[start]
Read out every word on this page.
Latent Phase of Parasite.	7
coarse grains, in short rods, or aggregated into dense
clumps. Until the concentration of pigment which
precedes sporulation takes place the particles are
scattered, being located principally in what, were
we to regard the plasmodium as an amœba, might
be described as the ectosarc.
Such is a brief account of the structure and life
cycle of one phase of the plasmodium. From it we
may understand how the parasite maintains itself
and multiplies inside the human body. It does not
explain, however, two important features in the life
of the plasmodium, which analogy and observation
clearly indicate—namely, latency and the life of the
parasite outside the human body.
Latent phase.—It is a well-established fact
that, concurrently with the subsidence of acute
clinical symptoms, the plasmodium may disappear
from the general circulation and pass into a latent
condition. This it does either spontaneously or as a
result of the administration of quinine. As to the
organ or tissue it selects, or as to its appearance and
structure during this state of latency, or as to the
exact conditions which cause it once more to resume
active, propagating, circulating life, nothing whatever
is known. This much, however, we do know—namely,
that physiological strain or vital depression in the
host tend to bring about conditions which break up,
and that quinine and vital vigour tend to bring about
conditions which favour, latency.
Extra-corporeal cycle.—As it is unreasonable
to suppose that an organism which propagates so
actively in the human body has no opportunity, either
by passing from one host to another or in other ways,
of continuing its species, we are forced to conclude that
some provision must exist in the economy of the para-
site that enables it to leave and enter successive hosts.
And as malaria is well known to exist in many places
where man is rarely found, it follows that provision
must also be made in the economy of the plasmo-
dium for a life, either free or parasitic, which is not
[end]
▸ **WORK TO DO**
Write out every record verbatim.

▸ **FINAL RESULT**
Read out every word on this page.
Latent Phase of Parasite.	7
coarse grains, in short rods, or aggregated into dense
clumps. Until the concentration of pigment which
precedes sporulation takes place the particles are
scattered, being located principally in what, were
we to regard the plasmodium as an amœba, might
be described as the ectosarc.
Such is a brief account of the structure and life
cycle of one phase of the plasmodium. From it we
may understand how the parasite maintains itself
and multiplies inside the human body. It does not
explain, however, two important features in the life
of the plasmodium, which analogy and observation
clearly indicate—namely, latency and the life of the
parasite outside the human body.
Latent phase.—It is a well-established fact
that, concurrently with the subsidence of acute
clinical symptoms, the plasmodium may disappear
from the general circulation and pass into a latent
condition. This it does either spontaneously or as a
result of the administration of quinine. As to the
organ or tissue it selects, or as to its appearance and
structure during this state of latency, or as to the
exact conditions which cause it once more to resume
active, propagating, circulating life, nothing whatever
is known. This much, however, we do know—namely,
that physiological strain or vital depression in the
host tend to bring about conditions which break up,
and that quinine and vital vigour tend to bring about
conditions which favour, latency.
Extra-corporeal cycle.—As it is unreasonable
to suppose that an organism which propagates so
actively in the human body has no opportunity, either
by passing from one host to another or in other ways,
of continuing its species, we are forced to conclude that
some provision must exist in the economy of the para-
site that enables it to leave and enter successive hosts.
And as malaria is well known to exist in many places
where man is rarely found, it follows that provision
must also be made in the economy of the plasmo-
dium for a life, either free or parasitic, which is not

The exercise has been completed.